§ **EXERCISE OBJECTIVE**
Rewrite the listing below with "Edit Mesh" replaced by "Mesh Editing" and everything else unchanged. Leave out the picture placeholders.

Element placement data
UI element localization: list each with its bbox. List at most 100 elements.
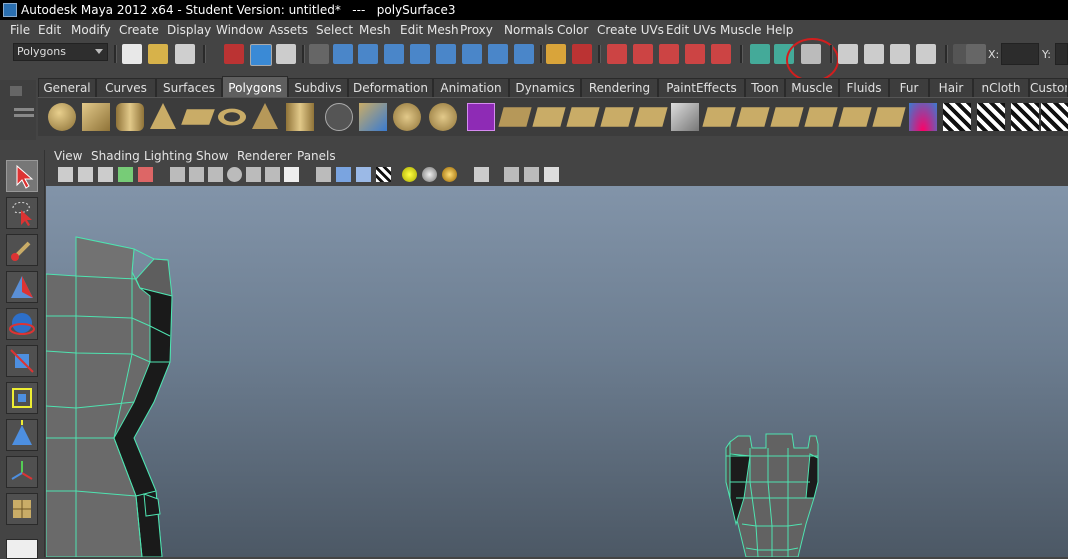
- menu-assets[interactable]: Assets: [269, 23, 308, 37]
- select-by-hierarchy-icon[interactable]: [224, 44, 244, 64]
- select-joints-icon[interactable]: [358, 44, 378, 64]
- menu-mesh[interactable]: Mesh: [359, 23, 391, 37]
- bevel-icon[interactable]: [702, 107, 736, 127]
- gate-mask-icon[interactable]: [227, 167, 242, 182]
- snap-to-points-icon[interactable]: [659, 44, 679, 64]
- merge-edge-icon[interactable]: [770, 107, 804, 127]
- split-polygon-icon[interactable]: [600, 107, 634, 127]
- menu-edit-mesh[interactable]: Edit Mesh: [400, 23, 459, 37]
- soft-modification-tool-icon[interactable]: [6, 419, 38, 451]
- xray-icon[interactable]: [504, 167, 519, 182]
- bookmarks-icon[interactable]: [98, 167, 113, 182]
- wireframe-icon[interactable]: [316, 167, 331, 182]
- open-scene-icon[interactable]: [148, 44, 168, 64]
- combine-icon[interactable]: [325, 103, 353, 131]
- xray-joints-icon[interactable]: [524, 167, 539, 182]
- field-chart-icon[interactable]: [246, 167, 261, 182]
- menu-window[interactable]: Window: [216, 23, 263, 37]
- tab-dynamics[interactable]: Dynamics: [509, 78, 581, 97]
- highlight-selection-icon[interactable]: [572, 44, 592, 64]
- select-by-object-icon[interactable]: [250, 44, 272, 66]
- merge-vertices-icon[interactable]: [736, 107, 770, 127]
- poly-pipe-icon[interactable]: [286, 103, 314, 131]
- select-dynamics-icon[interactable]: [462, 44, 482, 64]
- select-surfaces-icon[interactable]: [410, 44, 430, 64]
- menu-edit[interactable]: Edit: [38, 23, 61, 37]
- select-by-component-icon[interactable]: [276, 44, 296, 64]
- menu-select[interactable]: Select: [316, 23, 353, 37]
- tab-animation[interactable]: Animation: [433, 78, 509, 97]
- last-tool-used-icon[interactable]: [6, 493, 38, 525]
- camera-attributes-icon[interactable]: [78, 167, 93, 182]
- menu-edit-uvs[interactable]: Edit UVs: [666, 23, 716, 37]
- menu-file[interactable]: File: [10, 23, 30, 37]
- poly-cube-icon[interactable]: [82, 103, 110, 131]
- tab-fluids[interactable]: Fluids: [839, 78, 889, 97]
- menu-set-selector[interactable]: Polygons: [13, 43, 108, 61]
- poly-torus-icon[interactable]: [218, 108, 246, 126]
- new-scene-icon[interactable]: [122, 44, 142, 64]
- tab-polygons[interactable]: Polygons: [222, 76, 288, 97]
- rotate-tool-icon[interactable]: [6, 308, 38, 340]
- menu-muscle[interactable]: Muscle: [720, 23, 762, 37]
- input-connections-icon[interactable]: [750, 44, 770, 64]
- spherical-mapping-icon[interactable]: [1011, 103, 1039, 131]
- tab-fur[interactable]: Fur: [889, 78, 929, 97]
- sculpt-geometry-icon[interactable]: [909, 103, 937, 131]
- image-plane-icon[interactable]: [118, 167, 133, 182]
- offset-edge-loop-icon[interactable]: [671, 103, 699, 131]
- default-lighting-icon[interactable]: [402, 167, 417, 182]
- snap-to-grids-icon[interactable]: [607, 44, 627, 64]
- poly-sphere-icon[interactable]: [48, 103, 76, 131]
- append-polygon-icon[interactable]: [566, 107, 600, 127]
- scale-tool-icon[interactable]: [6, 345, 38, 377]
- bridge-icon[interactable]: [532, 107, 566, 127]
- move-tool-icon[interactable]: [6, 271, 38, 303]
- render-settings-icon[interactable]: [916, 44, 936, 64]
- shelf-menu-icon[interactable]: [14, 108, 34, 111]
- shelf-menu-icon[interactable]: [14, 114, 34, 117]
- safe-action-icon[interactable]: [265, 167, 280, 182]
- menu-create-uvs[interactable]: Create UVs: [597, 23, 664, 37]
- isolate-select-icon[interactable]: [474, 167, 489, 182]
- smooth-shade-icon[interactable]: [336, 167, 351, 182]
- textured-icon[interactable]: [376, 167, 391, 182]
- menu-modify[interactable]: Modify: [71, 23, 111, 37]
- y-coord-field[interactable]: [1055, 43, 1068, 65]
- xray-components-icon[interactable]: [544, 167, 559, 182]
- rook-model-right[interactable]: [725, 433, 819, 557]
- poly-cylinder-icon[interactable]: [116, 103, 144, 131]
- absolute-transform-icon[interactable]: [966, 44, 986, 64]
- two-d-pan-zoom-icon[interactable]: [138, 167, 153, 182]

§ **COMPLETED TASK**
UI element localization: list each with its bbox. List at most 100 elements.
- menu-assets[interactable]: Assets: [269, 23, 308, 37]
- select-by-hierarchy-icon[interactable]: [224, 44, 244, 64]
- select-joints-icon[interactable]: [358, 44, 378, 64]
- menu-mesh[interactable]: Mesh: [359, 23, 391, 37]
- bevel-icon[interactable]: [702, 107, 736, 127]
- gate-mask-icon[interactable]: [227, 167, 242, 182]
- snap-to-points-icon[interactable]: [659, 44, 679, 64]
- merge-edge-icon[interactable]: [770, 107, 804, 127]
- split-polygon-icon[interactable]: [600, 107, 634, 127]
- menu-edit-mesh[interactable]: Mesh Editing: [400, 23, 459, 37]
- soft-modification-tool-icon[interactable]: [6, 419, 38, 451]
- xray-icon[interactable]: [504, 167, 519, 182]
- bookmarks-icon[interactable]: [98, 167, 113, 182]
- wireframe-icon[interactable]: [316, 167, 331, 182]
- open-scene-icon[interactable]: [148, 44, 168, 64]
- combine-icon[interactable]: [325, 103, 353, 131]
- xray-joints-icon[interactable]: [524, 167, 539, 182]
- field-chart-icon[interactable]: [246, 167, 261, 182]
- menu-window[interactable]: Window: [216, 23, 263, 37]
- tab-dynamics[interactable]: Dynamics: [509, 78, 581, 97]
- highlight-selection-icon[interactable]: [572, 44, 592, 64]
- select-by-object-icon[interactable]: [250, 44, 272, 66]
- merge-vertices-icon[interactable]: [736, 107, 770, 127]
- poly-pipe-icon[interactable]: [286, 103, 314, 131]
- select-dynamics-icon[interactable]: [462, 44, 482, 64]
- select-surfaces-icon[interactable]: [410, 44, 430, 64]
- menu-edit[interactable]: Edit: [38, 23, 61, 37]
- select-by-component-icon[interactable]: [276, 44, 296, 64]
- menu-select[interactable]: Select: [316, 23, 353, 37]
- tab-animation[interactable]: Animation: [433, 78, 509, 97]
- last-tool-used-icon[interactable]: [6, 493, 38, 525]
- camera-attributes-icon[interactable]: [78, 167, 93, 182]
- menu-edit-uvs[interactable]: Edit UVs: [666, 23, 716, 37]
- menu-file[interactable]: File: [10, 23, 30, 37]
- poly-cube-icon[interactable]: [82, 103, 110, 131]
- tab-fluids[interactable]: Fluids: [839, 78, 889, 97]
- menu-set-selector[interactable]: Polygons: [13, 43, 108, 61]
- poly-torus-icon[interactable]: [218, 108, 246, 126]
- new-scene-icon[interactable]: [122, 44, 142, 64]
- tab-polygons[interactable]: Polygons: [222, 76, 288, 97]
- rotate-tool-icon[interactable]: [6, 308, 38, 340]
- menu-muscle[interactable]: Muscle: [720, 23, 762, 37]
- input-connections-icon[interactable]: [750, 44, 770, 64]
- spherical-mapping-icon[interactable]: [1011, 103, 1039, 131]
- tab-fur[interactable]: Fur: [889, 78, 929, 97]
- sculpt-geometry-icon[interactable]: [909, 103, 937, 131]
- image-plane-icon[interactable]: [118, 167, 133, 182]
- offset-edge-loop-icon[interactable]: [671, 103, 699, 131]
- default-lighting-icon[interactable]: [402, 167, 417, 182]
- snap-to-grids-icon[interactable]: [607, 44, 627, 64]
- poly-sphere-icon[interactable]: [48, 103, 76, 131]
- append-polygon-icon[interactable]: [566, 107, 600, 127]
- scale-tool-icon[interactable]: [6, 345, 38, 377]
- bridge-icon[interactable]: [532, 107, 566, 127]
- move-tool-icon[interactable]: [6, 271, 38, 303]
- render-settings-icon[interactable]: [916, 44, 936, 64]
- shelf-menu-icon[interactable]: [14, 108, 34, 111]
- shelf-menu-icon[interactable]: [14, 114, 34, 117]
- safe-action-icon[interactable]: [265, 167, 280, 182]
- menu-create-uvs[interactable]: Create UVs: [597, 23, 664, 37]
- isolate-select-icon[interactable]: [474, 167, 489, 182]
- smooth-shade-icon[interactable]: [336, 167, 351, 182]
- textured-icon[interactable]: [376, 167, 391, 182]
- menu-modify[interactable]: Modify: [71, 23, 111, 37]
- y-coord-field[interactable]: [1055, 43, 1068, 65]
- xray-components-icon[interactable]: [544, 167, 559, 182]
- rook-model-right[interactable]: [725, 433, 819, 557]
- poly-cylinder-icon[interactable]: [116, 103, 144, 131]
- absolute-transform-icon[interactable]: [966, 44, 986, 64]
- two-d-pan-zoom-icon[interactable]: [138, 167, 153, 182]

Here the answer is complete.